◆ **Directions**: Retype all the records with nothing changed.

◆ **Provided entries**:

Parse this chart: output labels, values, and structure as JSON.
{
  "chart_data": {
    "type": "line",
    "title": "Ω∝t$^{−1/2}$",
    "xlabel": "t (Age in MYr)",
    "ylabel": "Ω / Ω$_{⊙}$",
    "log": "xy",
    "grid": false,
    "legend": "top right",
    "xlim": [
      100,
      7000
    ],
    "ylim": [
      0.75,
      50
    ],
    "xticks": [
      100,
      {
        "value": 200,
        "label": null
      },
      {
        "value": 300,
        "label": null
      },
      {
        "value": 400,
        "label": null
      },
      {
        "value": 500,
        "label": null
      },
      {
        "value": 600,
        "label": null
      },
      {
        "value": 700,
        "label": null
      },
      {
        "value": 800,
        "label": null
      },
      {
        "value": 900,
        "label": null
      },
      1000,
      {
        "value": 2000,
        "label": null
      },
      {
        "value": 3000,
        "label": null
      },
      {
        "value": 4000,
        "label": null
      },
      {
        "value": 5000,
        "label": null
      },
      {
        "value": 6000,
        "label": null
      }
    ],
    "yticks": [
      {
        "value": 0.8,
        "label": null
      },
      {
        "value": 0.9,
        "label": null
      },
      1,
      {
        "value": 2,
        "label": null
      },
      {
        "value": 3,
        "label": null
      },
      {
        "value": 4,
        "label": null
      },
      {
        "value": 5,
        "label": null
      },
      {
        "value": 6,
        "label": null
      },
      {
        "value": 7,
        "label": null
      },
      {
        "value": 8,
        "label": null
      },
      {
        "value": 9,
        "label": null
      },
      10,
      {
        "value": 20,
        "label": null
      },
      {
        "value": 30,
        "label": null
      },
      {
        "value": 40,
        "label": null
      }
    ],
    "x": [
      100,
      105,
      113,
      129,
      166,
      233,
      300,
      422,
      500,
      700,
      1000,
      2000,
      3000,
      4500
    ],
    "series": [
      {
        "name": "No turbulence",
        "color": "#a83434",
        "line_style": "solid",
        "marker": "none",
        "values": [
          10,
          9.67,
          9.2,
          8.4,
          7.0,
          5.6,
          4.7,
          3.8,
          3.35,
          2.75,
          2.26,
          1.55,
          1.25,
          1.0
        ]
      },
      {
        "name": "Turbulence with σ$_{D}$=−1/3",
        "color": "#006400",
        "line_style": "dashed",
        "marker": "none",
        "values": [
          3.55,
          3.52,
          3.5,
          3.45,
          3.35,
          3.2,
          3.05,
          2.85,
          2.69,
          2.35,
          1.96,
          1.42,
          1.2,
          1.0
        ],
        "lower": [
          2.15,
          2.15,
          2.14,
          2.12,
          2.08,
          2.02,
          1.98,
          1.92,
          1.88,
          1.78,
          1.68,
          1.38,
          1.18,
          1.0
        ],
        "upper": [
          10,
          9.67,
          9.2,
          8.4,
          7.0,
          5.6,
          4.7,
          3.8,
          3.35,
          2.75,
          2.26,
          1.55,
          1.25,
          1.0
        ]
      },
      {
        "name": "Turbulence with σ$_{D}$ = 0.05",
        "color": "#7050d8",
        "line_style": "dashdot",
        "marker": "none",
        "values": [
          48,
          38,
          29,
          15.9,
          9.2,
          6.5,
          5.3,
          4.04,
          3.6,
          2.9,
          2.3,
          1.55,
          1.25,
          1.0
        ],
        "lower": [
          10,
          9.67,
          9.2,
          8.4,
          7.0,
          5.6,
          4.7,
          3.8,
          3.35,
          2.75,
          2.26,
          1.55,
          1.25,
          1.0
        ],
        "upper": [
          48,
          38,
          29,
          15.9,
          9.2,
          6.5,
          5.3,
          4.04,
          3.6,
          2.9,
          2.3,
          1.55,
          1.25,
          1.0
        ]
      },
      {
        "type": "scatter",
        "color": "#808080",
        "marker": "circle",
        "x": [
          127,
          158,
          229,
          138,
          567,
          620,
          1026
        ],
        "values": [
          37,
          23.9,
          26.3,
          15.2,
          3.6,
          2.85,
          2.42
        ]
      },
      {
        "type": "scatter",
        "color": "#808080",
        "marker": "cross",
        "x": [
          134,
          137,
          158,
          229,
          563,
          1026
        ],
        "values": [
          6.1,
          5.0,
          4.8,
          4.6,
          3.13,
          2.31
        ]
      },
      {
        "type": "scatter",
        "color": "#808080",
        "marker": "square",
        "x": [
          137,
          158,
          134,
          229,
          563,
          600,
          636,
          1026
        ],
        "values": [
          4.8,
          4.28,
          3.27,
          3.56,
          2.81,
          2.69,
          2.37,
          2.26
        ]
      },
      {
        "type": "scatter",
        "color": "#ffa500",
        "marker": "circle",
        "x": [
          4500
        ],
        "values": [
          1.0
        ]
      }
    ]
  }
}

◆ **Answer below**:
Parse this chart: output labels, values, and structure as JSON.
{
  "chart_data": {
    "type": "line",
    "title": "Ω∝t$^{−1/2}$",
    "xlabel": "t (Age in MYr)",
    "ylabel": "Ω / Ω$_{⊙}$",
    "log": "xy",
    "grid": false,
    "legend": "top right",
    "xlim": [
      100,
      7000
    ],
    "ylim": [
      0.75,
      50
    ],
    "xticks": [
      100,
      {
        "value": 200,
        "label": null
      },
      {
        "value": 300,
        "label": null
      },
      {
        "value": 400,
        "label": null
      },
      {
        "value": 500,
        "label": null
      },
      {
        "value": 600,
        "label": null
      },
      {
        "value": 700,
        "label": null
      },
      {
        "value": 800,
        "label": null
      },
      {
        "value": 900,
        "label": null
      },
      1000,
      {
        "value": 2000,
        "label": null
      },
      {
        "value": 3000,
        "label": null
      },
      {
        "value": 4000,
        "label": null
      },
      {
        "value": 5000,
        "label": null
      },
      {
        "value": 6000,
        "label": null
      }
    ],
    "yticks": [
      {
        "value": 0.8,
        "label": null
      },
      {
        "value": 0.9,
        "label": null
      },
      1,
      {
        "value": 2,
        "label": null
      },
      {
        "value": 3,
        "label": null
      },
      {
        "value": 4,
        "label": null
      },
      {
        "value": 5,
        "label": null
      },
      {
        "value": 6,
        "label": null
      },
      {
        "value": 7,
        "label": null
      },
      {
        "value": 8,
        "label": null
      },
      {
        "value": 9,
        "label": null
      },
      10,
      {
        "value": 20,
        "label": null
      },
      {
        "value": 30,
        "label": null
      },
      {
        "value": 40,
        "label": null
      }
    ],
    "x": [
      100,
      105,
      113,
      129,
      166,
      233,
      300,
      422,
      500,
      700,
      1000,
      2000,
      3000,
      4500
    ],
    "series": [
      {
        "name": "No turbulence",
        "color": "#a83434",
        "line_style": "solid",
        "marker": "none",
        "values": [
          10,
          9.67,
          9.2,
          8.4,
          7.0,
          5.6,
          4.7,
          3.8,
          3.35,
          2.75,
          2.26,
          1.55,
          1.25,
          1.0
        ]
      },
      {
        "name": "Turbulence with σ$_{D}$=−1/3",
        "color": "#006400",
        "line_style": "dashed",
        "marker": "none",
        "values": [
          3.55,
          3.52,
          3.5,
          3.45,
          3.35,
          3.2,
          3.05,
          2.85,
          2.69,
          2.35,
          1.96,
          1.42,
          1.2,
          1.0
        ],
        "lower": [
          2.15,
          2.15,
          2.14,
          2.12,
          2.08,
          2.02,
          1.98,
          1.92,
          1.88,
          1.78,
          1.68,
          1.38,
          1.18,
          1.0
        ],
        "upper": [
          10,
          9.67,
          9.2,
          8.4,
          7.0,
          5.6,
          4.7,
          3.8,
          3.35,
          2.75,
          2.26,
          1.55,
          1.25,
          1.0
        ]
      },
      {
        "name": "Turbulence with σ$_{D}$ = 0.05",
        "color": "#7050d8",
        "line_style": "dashdot",
        "marker": "none",
        "values": [
          48,
          38,
          29,
          15.9,
          9.2,
          6.5,
          5.3,
          4.04,
          3.6,
          2.9,
          2.3,
          1.55,
          1.25,
          1.0
        ],
        "lower": [
          10,
          9.67,
          9.2,
          8.4,
          7.0,
          5.6,
          4.7,
          3.8,
          3.35,
          2.75,
          2.26,
          1.55,
          1.25,
          1.0
        ],
        "upper": [
          48,
          38,
          29,
          15.9,
          9.2,
          6.5,
          5.3,
          4.04,
          3.6,
          2.9,
          2.3,
          1.55,
          1.25,
          1.0
        ]
      },
      {
        "type": "scatter",
        "color": "#808080",
        "marker": "circle",
        "x": [
          127,
          158,
          229,
          138,
          567,
          620,
          1026
        ],
        "values": [
          37,
          23.9,
          26.3,
          15.2,
          3.6,
          2.85,
          2.42
        ]
      },
      {
        "type": "scatter",
        "color": "#808080",
        "marker": "cross",
        "x": [
          134,
          137,
          158,
          229,
          563,
          1026
        ],
        "values": [
          6.1,
          5.0,
          4.8,
          4.6,
          3.13,
          2.31
        ]
      },
      {
        "type": "scatter",
        "color": "#808080",
        "marker": "square",
        "x": [
          137,
          158,
          134,
          229,
          563,
          600,
          636,
          1026
        ],
        "values": [
          4.8,
          4.28,
          3.27,
          3.56,
          2.81,
          2.69,
          2.37,
          2.26
        ]
      },
      {
        "type": "scatter",
        "color": "#ffa500",
        "marker": "circle",
        "x": [
          4500
        ],
        "values": [
          1.0
        ]
      }
    ]
  }
}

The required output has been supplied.